Requirement >> Pick out the lines in the listing below that contain the word "role" and copy them.

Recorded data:
++++++++++++++++++++

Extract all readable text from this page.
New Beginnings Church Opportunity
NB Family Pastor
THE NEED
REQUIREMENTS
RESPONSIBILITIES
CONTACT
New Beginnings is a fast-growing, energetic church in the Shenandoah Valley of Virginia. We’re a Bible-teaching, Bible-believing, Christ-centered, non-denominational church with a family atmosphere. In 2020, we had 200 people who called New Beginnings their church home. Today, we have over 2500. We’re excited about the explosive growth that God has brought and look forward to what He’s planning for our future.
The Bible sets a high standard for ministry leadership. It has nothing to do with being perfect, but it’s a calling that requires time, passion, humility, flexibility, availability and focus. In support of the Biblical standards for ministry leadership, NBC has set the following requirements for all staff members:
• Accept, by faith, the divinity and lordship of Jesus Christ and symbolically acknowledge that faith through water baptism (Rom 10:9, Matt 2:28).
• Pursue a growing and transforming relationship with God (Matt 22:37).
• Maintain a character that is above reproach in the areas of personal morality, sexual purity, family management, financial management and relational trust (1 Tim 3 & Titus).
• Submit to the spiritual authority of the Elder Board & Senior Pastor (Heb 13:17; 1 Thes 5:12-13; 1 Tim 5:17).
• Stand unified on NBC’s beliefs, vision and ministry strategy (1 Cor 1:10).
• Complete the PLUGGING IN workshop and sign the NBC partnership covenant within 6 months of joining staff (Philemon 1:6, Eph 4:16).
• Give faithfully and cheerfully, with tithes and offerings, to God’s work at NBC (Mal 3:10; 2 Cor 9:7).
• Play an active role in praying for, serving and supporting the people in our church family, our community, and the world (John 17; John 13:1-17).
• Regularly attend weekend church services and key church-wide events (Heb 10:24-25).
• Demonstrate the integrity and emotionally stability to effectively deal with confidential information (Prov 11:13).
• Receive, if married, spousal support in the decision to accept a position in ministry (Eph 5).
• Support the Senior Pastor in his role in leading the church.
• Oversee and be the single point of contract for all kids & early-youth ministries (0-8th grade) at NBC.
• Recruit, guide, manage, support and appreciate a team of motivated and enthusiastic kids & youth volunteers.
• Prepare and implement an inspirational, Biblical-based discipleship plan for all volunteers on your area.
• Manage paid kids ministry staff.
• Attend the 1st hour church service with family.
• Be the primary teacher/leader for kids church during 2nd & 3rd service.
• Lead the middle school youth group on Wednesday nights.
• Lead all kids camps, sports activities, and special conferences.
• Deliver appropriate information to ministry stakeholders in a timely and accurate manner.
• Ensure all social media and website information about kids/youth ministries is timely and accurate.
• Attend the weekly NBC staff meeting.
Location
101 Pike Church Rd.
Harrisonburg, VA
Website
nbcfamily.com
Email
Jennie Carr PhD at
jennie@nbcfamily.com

++++++++++++++++++++

Task solution >>
• Play an active role in praying for, serving and supporting the people in our church family, our community, and the world (John 17; John 13:1-17).
• Support the Senior Pastor in his role in leading the church.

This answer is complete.